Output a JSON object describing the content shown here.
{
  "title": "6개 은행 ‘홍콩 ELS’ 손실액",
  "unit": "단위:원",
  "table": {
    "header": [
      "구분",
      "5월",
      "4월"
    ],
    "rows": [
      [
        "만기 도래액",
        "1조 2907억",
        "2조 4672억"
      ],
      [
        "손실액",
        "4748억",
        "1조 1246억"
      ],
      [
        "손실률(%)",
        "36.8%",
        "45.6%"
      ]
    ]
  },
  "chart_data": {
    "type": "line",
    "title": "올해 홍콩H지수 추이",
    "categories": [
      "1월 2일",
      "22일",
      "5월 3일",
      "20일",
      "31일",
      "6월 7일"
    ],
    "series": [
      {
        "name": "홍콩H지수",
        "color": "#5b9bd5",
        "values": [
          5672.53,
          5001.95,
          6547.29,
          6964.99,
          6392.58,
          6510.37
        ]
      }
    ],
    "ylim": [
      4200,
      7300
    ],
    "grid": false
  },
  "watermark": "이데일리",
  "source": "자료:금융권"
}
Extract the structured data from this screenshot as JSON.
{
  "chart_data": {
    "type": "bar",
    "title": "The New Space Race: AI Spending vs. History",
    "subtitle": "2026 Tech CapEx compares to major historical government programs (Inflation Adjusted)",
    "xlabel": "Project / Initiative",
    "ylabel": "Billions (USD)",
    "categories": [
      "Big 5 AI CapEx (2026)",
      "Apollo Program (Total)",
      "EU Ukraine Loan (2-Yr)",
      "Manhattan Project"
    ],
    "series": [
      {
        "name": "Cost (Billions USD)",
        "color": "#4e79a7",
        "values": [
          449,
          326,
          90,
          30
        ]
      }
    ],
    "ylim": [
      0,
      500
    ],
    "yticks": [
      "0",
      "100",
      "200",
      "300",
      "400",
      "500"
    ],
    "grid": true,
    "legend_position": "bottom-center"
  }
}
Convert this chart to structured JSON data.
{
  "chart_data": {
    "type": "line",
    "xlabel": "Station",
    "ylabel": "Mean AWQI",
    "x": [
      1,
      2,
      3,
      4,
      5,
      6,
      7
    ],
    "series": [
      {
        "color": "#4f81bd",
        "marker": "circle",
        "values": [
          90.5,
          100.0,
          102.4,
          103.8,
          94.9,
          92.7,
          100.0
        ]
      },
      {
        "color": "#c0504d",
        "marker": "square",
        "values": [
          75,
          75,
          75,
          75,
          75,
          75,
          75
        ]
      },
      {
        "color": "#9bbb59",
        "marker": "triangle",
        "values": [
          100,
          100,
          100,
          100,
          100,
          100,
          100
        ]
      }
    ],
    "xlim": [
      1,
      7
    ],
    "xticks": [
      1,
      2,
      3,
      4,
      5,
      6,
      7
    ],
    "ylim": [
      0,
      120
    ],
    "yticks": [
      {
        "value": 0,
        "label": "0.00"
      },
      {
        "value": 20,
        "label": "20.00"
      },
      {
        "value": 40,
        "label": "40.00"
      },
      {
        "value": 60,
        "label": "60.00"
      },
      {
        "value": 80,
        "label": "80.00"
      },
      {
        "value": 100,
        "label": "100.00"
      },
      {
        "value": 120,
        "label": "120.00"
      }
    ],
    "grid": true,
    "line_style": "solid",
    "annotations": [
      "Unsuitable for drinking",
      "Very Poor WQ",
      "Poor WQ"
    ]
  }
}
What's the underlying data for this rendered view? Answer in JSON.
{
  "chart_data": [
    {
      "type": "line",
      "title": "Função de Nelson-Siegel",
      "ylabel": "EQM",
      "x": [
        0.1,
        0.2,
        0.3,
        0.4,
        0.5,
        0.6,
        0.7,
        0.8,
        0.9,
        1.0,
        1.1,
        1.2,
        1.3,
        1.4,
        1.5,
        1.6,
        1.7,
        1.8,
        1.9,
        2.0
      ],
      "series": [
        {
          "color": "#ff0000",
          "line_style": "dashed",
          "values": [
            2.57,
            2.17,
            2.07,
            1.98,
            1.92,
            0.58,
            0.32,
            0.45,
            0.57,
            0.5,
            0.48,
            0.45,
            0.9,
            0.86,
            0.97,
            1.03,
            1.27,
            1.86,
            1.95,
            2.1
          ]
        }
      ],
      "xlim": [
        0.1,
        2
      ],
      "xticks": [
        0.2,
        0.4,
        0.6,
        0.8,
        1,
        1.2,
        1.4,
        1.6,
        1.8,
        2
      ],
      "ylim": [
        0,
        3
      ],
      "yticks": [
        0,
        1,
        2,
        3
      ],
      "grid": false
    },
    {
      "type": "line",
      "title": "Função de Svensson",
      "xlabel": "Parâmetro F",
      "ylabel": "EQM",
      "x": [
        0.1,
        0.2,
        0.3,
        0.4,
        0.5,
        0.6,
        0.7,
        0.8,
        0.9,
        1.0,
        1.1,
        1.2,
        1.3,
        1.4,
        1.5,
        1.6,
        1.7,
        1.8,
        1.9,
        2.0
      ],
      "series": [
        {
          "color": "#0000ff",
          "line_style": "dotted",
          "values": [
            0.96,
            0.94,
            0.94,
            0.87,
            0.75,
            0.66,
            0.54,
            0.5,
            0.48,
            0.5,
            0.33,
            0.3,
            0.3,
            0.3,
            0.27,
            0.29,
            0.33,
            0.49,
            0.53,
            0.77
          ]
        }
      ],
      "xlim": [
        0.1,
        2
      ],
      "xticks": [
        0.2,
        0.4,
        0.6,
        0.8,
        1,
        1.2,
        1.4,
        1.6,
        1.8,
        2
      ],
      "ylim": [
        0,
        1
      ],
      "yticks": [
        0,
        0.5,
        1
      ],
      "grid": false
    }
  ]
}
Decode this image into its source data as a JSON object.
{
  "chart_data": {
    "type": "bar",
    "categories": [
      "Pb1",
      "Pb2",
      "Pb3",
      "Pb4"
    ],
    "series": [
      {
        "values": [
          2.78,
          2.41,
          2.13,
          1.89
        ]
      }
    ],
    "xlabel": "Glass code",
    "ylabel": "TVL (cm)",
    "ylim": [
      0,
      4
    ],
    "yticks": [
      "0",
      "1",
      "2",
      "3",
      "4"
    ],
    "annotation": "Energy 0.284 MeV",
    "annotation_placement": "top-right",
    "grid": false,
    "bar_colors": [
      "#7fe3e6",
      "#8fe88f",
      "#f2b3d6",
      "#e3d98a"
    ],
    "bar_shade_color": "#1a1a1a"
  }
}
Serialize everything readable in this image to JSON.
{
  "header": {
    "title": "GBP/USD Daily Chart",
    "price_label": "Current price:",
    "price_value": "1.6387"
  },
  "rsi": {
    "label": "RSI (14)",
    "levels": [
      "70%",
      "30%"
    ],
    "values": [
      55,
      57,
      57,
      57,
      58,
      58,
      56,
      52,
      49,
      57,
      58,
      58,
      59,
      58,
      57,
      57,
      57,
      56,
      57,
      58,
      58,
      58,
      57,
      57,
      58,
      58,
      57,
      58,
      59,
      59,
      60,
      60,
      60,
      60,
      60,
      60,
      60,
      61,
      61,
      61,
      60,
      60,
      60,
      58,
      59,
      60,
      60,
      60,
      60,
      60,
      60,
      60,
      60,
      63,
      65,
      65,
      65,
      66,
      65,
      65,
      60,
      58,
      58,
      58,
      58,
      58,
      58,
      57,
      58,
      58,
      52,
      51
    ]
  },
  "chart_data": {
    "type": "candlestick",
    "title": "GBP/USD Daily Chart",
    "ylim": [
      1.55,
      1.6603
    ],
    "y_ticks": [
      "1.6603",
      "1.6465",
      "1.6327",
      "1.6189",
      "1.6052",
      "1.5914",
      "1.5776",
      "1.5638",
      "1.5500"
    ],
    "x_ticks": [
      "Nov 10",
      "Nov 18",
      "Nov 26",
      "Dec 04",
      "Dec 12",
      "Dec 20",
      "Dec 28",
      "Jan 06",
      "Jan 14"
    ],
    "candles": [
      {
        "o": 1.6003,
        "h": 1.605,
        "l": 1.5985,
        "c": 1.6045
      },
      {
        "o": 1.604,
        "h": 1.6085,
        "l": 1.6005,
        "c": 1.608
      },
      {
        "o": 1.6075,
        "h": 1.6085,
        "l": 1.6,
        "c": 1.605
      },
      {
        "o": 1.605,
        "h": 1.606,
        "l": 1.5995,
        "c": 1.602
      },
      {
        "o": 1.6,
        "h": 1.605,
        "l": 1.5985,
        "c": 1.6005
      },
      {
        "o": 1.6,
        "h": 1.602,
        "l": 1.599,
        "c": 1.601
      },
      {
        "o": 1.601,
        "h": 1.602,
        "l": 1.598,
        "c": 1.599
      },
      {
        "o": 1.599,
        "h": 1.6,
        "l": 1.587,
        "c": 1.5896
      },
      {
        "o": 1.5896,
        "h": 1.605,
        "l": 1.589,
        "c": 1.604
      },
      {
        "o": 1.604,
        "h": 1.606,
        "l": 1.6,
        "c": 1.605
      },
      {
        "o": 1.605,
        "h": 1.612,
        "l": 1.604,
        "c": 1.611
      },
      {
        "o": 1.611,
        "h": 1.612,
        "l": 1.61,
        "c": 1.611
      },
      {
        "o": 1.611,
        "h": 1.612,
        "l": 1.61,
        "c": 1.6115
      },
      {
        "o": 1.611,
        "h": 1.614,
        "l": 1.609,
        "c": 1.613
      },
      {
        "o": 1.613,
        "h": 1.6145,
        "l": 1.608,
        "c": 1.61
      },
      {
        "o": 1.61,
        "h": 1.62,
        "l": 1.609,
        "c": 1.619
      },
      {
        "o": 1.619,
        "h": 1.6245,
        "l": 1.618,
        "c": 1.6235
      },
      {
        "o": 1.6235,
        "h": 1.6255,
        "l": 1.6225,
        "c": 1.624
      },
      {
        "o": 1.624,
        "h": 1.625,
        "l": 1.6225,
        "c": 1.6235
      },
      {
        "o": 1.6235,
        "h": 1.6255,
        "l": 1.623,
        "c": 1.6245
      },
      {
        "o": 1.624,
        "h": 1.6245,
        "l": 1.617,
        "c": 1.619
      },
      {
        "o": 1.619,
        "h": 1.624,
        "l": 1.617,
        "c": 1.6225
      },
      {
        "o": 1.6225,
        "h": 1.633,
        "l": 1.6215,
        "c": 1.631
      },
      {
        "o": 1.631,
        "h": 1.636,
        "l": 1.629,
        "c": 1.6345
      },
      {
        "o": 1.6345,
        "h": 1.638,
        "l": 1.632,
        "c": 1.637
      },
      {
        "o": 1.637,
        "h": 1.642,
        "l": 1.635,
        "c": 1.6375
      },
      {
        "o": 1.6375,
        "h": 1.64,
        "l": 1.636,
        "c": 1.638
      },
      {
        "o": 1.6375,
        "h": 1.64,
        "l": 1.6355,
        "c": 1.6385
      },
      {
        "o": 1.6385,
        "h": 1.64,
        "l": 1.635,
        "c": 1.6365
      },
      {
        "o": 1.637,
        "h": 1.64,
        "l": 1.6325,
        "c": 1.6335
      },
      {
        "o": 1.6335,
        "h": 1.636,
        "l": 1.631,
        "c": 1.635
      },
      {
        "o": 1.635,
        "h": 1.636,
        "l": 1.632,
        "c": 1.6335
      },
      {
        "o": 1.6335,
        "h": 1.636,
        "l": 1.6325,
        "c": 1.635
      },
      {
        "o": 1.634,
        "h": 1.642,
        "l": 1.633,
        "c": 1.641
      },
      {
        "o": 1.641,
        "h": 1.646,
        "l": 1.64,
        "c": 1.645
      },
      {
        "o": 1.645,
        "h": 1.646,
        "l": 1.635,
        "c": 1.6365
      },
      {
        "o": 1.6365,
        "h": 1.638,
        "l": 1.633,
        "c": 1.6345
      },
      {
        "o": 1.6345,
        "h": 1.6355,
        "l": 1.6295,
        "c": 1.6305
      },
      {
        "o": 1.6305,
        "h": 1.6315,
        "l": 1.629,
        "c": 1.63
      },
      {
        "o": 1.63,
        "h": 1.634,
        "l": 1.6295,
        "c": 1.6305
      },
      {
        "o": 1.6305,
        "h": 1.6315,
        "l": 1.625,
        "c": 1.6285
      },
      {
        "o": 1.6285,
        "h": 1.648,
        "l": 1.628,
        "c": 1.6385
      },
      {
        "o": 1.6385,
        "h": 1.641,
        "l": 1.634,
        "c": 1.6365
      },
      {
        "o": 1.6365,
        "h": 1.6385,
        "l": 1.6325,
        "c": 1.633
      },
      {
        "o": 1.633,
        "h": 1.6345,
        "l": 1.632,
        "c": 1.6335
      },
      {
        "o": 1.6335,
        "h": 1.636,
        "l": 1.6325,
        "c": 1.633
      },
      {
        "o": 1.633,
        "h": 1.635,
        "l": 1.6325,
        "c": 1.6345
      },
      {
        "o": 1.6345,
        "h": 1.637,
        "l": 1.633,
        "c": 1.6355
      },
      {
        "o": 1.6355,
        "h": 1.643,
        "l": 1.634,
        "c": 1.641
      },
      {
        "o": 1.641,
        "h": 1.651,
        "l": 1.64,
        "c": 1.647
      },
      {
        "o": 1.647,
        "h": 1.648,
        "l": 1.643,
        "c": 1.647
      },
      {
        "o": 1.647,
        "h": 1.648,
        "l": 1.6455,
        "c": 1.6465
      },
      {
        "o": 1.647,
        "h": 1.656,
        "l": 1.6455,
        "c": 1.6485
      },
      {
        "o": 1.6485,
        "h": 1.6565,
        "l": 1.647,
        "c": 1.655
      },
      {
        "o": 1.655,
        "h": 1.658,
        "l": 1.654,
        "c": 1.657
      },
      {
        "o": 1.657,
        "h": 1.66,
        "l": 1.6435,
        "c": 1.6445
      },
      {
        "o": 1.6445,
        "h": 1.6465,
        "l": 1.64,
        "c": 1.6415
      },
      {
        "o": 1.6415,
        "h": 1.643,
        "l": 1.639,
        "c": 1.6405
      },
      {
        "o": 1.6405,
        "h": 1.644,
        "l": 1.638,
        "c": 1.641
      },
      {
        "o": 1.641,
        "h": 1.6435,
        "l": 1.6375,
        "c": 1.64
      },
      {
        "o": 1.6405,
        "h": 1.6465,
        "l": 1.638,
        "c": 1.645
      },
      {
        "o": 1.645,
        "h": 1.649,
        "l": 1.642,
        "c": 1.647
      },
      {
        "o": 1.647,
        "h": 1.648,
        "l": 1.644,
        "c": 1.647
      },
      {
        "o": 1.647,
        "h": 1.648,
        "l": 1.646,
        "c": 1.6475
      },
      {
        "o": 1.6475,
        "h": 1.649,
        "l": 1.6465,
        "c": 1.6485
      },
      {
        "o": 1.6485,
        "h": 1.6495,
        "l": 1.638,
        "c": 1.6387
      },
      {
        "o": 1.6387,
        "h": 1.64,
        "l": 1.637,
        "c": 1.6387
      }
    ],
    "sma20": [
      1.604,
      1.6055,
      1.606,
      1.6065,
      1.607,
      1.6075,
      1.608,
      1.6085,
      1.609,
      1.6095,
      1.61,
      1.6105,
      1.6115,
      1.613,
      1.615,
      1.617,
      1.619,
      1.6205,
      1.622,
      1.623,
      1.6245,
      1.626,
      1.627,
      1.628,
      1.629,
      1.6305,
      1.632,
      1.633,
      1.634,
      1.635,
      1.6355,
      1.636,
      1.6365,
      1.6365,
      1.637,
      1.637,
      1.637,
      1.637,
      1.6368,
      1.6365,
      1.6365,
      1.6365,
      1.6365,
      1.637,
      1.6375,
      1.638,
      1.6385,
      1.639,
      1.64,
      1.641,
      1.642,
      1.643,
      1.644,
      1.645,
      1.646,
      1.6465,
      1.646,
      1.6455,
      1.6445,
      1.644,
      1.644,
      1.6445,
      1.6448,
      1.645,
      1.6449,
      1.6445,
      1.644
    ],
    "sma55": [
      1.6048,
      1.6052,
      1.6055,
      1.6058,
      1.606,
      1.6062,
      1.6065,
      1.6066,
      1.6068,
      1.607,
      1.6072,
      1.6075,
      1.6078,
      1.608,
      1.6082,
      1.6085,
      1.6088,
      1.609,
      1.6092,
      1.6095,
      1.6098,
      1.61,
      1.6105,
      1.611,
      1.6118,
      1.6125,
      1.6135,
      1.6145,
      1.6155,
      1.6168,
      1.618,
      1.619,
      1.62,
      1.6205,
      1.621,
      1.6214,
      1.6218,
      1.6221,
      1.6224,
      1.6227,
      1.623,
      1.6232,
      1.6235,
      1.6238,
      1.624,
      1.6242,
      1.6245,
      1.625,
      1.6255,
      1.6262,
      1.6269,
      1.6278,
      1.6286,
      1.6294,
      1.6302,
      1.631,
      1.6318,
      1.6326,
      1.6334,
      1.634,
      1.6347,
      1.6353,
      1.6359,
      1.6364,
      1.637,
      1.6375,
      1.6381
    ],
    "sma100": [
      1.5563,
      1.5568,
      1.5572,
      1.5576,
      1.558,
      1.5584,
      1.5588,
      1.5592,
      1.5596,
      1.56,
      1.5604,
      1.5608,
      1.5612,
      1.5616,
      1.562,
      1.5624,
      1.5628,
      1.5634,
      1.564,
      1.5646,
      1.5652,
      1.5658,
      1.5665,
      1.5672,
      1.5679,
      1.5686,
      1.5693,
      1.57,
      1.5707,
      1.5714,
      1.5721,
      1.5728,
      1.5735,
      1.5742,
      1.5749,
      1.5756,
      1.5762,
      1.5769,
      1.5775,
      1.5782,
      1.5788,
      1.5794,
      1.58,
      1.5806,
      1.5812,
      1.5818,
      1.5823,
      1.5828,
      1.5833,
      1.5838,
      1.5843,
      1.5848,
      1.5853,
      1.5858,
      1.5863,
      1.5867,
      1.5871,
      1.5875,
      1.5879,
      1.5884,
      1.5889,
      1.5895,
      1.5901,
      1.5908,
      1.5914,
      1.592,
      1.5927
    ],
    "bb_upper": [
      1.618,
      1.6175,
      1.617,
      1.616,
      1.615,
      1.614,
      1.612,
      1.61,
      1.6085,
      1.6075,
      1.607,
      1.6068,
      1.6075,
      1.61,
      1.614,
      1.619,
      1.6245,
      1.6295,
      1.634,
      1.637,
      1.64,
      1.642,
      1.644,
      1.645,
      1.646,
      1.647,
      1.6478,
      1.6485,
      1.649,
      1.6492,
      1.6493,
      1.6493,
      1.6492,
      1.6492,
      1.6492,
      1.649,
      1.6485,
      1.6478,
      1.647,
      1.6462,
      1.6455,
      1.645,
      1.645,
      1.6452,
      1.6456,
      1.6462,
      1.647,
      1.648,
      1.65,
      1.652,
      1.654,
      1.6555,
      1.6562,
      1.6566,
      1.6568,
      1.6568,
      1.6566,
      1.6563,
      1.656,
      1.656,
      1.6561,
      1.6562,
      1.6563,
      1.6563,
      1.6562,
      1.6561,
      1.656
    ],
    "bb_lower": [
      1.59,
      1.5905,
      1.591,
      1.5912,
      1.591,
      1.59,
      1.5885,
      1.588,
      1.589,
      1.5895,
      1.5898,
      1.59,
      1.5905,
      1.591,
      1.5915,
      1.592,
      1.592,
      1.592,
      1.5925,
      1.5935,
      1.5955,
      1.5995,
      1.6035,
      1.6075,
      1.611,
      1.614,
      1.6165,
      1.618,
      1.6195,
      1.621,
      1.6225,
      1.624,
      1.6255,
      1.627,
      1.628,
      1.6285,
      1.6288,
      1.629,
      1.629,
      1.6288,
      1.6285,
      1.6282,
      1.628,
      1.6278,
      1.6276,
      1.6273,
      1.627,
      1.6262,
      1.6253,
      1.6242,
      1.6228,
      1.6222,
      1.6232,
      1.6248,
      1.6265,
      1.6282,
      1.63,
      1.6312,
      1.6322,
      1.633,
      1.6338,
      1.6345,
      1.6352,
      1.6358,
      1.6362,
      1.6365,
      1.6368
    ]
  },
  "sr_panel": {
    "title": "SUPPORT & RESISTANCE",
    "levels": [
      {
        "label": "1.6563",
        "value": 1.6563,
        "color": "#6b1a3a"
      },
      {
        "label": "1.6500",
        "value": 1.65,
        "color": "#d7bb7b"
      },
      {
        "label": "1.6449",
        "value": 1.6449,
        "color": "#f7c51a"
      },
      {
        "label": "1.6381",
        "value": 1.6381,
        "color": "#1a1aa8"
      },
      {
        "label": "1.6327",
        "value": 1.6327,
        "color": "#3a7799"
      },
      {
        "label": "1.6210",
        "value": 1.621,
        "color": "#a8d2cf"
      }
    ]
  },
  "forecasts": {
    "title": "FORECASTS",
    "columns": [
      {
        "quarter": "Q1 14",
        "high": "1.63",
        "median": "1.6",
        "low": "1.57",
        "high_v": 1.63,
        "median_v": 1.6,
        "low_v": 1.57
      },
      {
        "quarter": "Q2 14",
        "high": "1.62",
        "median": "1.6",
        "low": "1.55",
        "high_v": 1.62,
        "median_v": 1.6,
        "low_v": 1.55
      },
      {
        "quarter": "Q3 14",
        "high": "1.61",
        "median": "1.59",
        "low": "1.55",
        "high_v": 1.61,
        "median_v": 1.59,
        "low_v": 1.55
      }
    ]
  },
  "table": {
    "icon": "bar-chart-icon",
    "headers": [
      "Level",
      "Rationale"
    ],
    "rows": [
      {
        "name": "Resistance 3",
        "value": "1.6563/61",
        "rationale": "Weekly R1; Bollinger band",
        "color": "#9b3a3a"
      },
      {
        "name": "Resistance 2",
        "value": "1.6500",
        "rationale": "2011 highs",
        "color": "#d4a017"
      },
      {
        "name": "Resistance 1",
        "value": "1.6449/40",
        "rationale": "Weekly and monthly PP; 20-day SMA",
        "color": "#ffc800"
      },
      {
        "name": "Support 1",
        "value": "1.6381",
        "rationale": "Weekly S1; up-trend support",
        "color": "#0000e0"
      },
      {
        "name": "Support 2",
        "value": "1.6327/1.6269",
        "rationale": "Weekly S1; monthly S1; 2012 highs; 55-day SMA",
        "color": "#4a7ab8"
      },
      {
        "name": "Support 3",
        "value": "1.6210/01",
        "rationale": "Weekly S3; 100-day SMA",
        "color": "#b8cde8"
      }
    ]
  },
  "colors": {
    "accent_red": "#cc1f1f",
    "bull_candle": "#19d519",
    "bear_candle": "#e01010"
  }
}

# # # # # # #

§ **Exercise description**:
All lines holding the word "CapEx" should be picked out and copied.

§ **Written response**:
    "subtitle": "2026 Tech CapEx compares to major historical government programs (Inflation Adjusted)",
      "Big 5 AI CapEx (2026)",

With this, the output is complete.